[Extracted information]
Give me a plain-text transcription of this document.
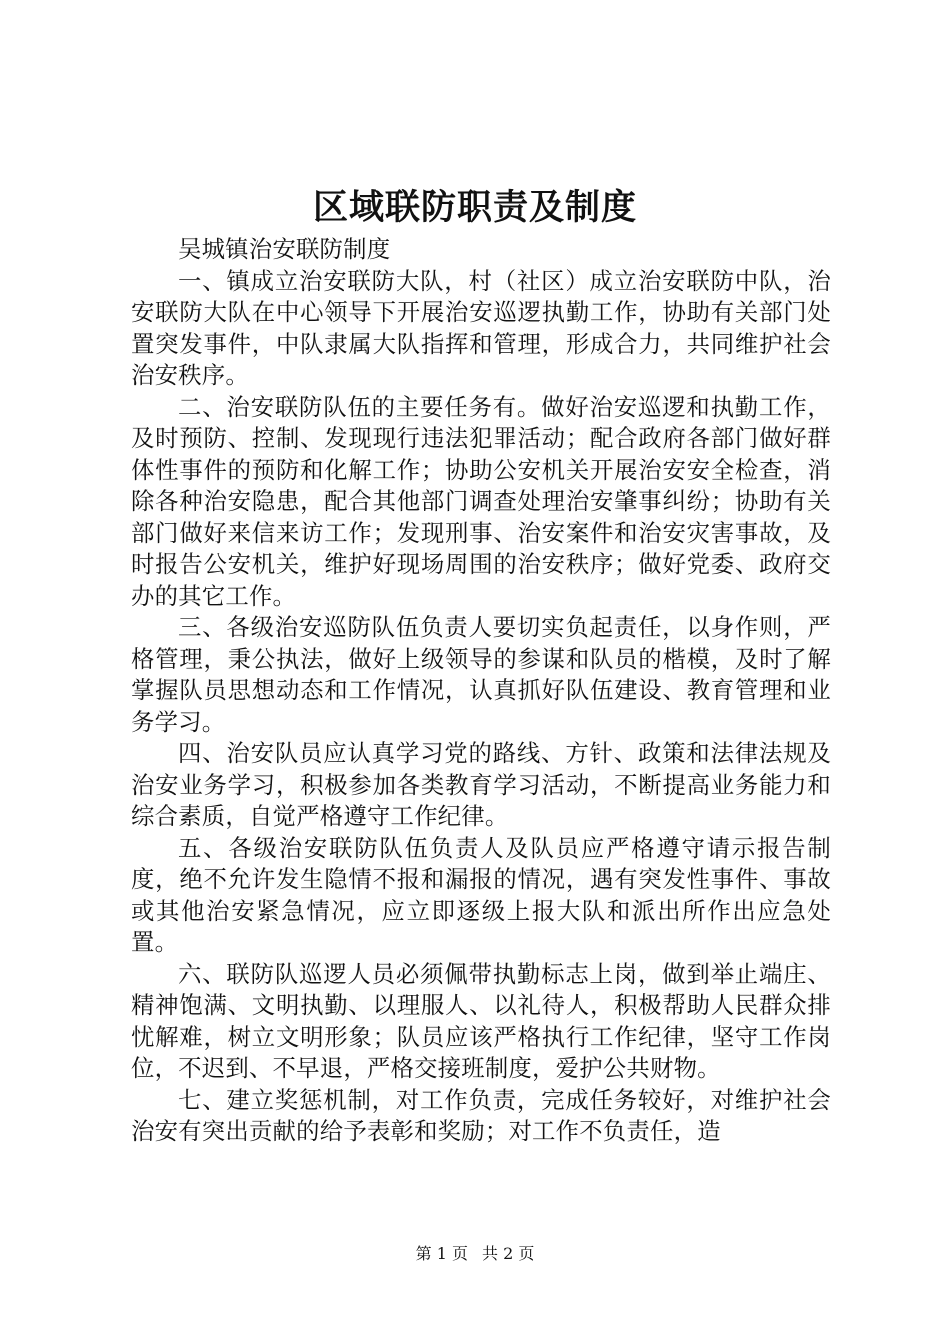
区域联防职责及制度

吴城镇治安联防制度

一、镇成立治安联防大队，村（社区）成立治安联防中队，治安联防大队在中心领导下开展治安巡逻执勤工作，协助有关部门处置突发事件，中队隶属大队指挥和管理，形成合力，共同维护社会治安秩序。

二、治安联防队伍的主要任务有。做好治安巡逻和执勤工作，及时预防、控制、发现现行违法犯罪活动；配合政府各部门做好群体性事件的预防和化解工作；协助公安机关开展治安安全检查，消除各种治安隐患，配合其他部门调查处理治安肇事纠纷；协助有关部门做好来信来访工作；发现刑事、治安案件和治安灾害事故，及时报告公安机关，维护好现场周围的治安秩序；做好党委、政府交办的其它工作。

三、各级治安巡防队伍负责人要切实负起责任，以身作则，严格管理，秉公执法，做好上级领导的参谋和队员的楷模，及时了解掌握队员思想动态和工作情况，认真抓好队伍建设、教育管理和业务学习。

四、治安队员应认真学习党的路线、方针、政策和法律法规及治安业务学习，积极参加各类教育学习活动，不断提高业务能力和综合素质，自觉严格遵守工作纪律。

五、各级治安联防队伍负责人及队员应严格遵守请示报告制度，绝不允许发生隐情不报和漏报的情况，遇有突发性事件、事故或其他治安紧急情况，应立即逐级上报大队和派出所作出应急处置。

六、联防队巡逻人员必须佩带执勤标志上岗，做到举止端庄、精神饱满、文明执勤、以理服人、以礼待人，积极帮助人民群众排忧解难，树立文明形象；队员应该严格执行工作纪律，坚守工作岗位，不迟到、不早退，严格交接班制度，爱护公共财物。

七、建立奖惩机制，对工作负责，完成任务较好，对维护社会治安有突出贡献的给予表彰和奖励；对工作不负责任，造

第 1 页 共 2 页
...
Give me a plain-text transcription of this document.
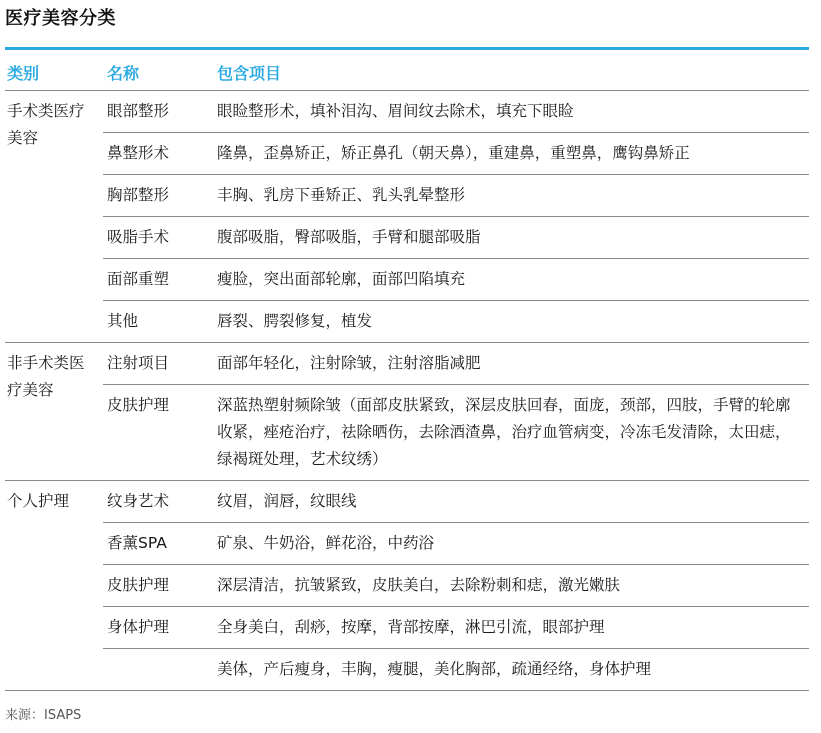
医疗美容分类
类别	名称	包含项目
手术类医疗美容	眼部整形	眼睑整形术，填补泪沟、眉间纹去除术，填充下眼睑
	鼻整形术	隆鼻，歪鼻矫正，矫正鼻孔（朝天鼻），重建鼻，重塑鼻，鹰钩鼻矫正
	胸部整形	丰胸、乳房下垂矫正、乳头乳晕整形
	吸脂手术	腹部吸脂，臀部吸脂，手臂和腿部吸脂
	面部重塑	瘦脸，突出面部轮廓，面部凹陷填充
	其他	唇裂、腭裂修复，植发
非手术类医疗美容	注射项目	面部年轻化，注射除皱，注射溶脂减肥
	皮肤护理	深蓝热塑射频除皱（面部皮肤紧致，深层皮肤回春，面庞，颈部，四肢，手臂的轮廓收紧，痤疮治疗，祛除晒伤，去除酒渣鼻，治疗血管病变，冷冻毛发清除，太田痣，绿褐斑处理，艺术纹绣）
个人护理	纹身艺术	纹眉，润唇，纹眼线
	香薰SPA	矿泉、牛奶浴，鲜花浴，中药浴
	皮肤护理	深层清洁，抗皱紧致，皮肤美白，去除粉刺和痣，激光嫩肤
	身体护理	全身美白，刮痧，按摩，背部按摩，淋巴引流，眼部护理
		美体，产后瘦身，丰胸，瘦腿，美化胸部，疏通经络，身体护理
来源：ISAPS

[Instructions for the task] From the data above, count the lines where "皮肤护理" occurs and give that figure and nothing else.

[Complete output] 2